## [Short exercise]
Go through the data and copy every line exactly, but not the images.

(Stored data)

────────

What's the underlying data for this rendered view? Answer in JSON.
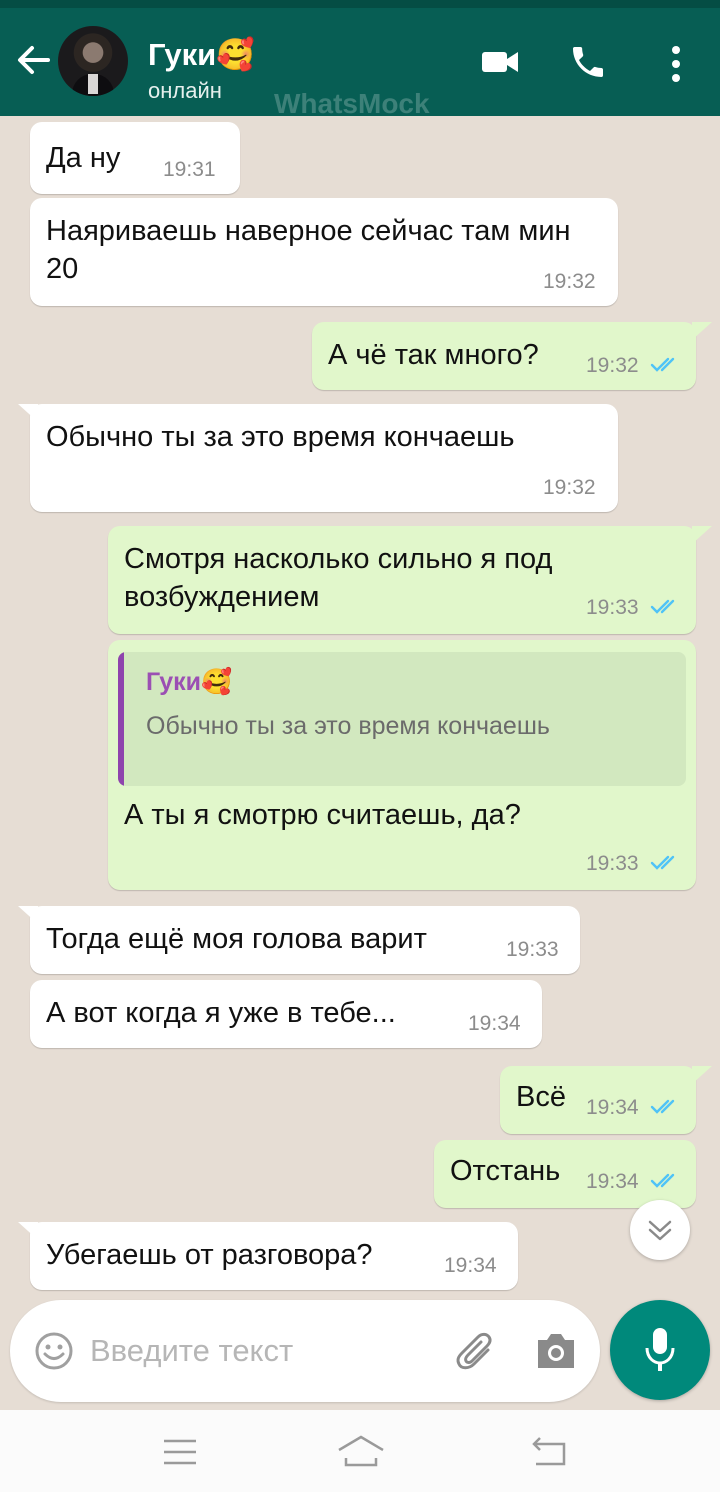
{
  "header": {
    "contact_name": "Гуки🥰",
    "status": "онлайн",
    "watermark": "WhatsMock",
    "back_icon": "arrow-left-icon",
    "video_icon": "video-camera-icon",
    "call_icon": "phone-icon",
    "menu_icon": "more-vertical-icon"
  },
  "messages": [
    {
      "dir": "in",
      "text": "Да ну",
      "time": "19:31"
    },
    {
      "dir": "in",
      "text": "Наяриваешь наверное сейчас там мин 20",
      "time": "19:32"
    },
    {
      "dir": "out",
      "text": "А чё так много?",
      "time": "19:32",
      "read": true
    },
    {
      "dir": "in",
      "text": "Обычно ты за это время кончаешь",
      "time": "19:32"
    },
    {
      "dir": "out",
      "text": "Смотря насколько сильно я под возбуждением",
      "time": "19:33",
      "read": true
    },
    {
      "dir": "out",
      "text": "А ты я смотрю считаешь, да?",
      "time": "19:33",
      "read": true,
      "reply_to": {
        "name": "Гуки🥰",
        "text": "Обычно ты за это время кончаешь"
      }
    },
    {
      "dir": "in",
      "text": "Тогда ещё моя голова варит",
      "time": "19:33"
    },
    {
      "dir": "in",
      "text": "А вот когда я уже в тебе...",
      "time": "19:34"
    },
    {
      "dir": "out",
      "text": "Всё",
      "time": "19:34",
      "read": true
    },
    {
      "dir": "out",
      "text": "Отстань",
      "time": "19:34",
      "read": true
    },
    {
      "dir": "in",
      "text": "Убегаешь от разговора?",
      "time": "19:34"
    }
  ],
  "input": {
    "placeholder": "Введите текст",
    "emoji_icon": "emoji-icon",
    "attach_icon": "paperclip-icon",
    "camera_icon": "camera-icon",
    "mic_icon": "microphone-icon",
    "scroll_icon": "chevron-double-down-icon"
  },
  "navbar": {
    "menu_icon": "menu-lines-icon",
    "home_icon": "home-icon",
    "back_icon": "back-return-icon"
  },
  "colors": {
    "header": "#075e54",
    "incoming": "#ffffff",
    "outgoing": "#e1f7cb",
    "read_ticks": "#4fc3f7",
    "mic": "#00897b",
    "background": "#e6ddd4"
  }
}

────────

## [Task response]
What's the underlying data for this rendered view? Answer in JSON.
{
  "header": {
    "contact_name": "Гуки🥰",
    "status": "онлайн",
    "watermark": "WhatsMock",
    "back_icon": "arrow-left-icon",
    "video_icon": "video-camera-icon",
    "call_icon": "phone-icon",
    "menu_icon": "more-vertical-icon"
  },
  "messages": [
    {
      "dir": "in",
      "text": "Да ну",
      "time": "19:31"
    },
    {
      "dir": "in",
      "text": "Наяриваешь наверное сейчас там мин 20",
      "time": "19:32"
    },
    {
      "dir": "out",
      "text": "А чё так много?",
      "time": "19:32",
      "read": true
    },
    {
      "dir": "in",
      "text": "Обычно ты за это время кончаешь",
      "time": "19:32"
    },
    {
      "dir": "out",
      "text": "Смотря насколько сильно я под возбуждением",
      "time": "19:33",
      "read": true
    },
    {
      "dir": "out",
      "text": "А ты я смотрю считаешь, да?",
      "time": "19:33",
      "read": true,
      "reply_to": {
        "name": "Гуки🥰",
        "text": "Обычно ты за это время кончаешь"
      }
    },
    {
      "dir": "in",
      "text": "Тогда ещё моя голова варит",
      "time": "19:33"
    },
    {
      "dir": "in",
      "text": "А вот когда я уже в тебе...",
      "time": "19:34"
    },
    {
      "dir": "out",
      "text": "Всё",
      "time": "19:34",
      "read": true
    },
    {
      "dir": "out",
      "text": "Отстань",
      "time": "19:34",
      "read": true
    },
    {
      "dir": "in",
      "text": "Убегаешь от разговора?",
      "time": "19:34"
    }
  ],
  "input": {
    "placeholder": "Введите текст",
    "emoji_icon": "emoji-icon",
    "attach_icon": "paperclip-icon",
    "camera_icon": "camera-icon",
    "mic_icon": "microphone-icon",
    "scroll_icon": "chevron-double-down-icon"
  },
  "navbar": {
    "menu_icon": "menu-lines-icon",
    "home_icon": "home-icon",
    "back_icon": "back-return-icon"
  },
  "colors": {
    "header": "#075e54",
    "incoming": "#ffffff",
    "outgoing": "#e1f7cb",
    "read_ticks": "#4fc3f7",
    "mic": "#00897b",
    "background": "#e6ddd4"
  }
}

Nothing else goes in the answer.